(Data records)
● ● ● ● ●

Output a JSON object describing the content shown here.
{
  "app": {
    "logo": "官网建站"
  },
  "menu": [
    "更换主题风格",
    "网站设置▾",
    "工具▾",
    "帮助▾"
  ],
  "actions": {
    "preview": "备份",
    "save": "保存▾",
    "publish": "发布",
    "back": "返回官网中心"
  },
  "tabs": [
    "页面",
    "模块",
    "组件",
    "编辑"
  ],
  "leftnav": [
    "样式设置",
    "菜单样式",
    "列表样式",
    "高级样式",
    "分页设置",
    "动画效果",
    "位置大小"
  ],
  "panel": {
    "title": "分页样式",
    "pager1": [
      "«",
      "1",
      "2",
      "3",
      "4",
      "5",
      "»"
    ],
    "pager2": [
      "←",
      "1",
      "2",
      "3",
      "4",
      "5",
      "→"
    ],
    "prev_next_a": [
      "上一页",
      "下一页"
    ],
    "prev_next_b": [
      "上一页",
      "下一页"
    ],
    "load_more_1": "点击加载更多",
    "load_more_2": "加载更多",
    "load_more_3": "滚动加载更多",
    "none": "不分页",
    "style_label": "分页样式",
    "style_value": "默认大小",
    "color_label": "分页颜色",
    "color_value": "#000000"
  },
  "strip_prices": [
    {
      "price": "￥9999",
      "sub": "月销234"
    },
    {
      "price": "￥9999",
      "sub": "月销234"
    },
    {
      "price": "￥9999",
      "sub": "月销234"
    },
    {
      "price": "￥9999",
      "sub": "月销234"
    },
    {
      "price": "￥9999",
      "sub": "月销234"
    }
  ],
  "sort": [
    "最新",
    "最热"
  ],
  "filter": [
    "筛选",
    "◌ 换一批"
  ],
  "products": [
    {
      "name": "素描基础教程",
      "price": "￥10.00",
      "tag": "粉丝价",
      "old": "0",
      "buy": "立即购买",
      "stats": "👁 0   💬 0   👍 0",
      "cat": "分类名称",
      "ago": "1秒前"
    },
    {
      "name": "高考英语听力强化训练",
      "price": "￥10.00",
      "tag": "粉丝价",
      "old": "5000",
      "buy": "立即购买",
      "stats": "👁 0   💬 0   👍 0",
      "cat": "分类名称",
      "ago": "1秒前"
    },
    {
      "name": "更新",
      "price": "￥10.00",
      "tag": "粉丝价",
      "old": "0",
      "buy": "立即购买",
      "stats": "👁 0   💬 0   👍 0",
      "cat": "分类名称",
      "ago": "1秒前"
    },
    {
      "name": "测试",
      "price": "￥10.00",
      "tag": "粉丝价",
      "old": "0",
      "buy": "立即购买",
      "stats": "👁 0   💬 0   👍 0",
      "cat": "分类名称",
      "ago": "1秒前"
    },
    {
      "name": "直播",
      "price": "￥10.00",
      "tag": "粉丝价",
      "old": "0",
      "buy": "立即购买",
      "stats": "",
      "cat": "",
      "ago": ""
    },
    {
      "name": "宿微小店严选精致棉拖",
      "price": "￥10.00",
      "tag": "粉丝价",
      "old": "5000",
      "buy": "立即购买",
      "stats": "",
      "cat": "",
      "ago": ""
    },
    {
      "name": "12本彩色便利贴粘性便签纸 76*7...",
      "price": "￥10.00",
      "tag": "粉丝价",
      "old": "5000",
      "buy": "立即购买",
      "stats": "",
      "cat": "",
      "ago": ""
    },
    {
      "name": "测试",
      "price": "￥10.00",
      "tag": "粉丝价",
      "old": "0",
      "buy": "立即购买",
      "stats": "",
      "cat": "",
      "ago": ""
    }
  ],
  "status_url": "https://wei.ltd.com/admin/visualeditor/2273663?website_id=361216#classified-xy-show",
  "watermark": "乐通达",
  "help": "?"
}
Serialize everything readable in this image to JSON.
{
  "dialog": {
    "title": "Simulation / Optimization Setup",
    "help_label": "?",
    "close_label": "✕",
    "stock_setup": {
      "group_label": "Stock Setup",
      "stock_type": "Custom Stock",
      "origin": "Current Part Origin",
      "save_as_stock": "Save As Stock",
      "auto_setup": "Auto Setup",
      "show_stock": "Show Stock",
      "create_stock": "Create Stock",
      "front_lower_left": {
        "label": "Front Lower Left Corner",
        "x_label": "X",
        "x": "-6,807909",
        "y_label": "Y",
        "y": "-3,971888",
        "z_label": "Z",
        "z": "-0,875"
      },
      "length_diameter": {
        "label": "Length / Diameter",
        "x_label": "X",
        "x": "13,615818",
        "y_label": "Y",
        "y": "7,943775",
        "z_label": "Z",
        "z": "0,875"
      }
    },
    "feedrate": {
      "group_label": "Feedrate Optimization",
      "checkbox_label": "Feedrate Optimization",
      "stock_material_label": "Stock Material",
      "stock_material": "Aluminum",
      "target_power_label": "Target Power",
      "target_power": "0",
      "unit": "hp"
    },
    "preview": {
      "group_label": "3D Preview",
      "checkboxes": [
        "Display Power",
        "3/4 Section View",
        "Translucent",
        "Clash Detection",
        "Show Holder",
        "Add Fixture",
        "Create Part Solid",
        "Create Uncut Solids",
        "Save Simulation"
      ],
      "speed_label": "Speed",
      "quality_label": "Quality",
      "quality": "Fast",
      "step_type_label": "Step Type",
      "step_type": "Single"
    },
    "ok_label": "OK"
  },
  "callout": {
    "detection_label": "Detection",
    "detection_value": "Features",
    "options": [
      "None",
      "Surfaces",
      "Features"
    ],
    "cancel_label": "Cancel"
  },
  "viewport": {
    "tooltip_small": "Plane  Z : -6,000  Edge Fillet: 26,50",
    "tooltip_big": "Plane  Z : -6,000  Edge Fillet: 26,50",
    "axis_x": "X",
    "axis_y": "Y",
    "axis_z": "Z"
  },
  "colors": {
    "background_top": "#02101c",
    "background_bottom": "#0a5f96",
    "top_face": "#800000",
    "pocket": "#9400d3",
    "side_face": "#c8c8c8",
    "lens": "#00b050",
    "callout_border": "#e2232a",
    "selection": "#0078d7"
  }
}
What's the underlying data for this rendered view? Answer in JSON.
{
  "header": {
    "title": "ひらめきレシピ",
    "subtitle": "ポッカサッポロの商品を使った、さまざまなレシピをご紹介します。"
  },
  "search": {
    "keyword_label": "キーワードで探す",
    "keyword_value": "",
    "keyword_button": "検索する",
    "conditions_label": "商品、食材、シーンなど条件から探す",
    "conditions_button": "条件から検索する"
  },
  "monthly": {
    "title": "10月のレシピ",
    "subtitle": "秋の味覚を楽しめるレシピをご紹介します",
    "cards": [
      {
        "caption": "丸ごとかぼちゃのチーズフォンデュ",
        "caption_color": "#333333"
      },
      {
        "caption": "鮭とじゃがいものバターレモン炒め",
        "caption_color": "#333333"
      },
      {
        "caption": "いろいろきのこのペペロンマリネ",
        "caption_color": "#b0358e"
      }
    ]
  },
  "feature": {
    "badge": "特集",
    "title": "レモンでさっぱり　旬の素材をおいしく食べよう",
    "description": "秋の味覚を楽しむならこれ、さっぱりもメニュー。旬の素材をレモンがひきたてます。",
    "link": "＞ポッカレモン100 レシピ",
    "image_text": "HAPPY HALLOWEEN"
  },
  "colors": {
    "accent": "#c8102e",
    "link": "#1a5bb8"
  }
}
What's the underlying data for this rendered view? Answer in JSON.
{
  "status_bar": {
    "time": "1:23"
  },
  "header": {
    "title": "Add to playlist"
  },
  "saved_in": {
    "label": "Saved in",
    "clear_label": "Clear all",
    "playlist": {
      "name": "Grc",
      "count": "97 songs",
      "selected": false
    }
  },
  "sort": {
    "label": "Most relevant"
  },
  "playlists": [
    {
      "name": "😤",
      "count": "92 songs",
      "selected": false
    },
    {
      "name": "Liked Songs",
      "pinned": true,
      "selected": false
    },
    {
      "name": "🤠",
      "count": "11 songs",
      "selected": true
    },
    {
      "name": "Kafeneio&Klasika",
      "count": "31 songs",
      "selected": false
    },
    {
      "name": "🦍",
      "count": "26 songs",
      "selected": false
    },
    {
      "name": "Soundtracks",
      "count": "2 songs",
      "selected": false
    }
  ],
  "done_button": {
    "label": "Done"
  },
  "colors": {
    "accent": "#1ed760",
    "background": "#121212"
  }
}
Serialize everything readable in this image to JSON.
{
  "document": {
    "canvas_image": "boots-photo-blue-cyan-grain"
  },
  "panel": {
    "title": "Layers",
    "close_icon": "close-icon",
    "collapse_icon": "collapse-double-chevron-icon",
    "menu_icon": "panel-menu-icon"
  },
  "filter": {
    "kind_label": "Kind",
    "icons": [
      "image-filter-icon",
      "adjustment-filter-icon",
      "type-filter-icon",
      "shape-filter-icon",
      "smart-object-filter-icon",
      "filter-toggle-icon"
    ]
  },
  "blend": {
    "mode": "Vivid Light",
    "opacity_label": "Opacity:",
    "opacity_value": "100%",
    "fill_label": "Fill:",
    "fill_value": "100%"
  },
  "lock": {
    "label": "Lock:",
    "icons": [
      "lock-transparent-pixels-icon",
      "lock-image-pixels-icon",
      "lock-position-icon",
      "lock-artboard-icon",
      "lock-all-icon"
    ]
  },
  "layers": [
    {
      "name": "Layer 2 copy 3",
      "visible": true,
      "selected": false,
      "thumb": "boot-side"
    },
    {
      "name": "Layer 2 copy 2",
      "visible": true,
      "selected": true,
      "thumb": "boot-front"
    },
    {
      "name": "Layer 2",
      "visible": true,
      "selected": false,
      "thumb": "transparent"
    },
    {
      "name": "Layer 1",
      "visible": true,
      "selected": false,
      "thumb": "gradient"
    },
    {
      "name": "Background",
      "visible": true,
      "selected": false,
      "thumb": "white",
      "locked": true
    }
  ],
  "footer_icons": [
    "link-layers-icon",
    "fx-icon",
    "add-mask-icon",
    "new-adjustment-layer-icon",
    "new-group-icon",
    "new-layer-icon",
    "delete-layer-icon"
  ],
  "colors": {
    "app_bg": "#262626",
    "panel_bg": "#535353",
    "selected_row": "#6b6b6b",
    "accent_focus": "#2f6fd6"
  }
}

● ● ● ● ●

- PROBLEM DESCRIPTION
Extract every line containing the string "Simulation" from the material.

- SOLUTION TO THIS EXERCISE
    "title": "Simulation / Optimization Setup",
        "Save Simulation"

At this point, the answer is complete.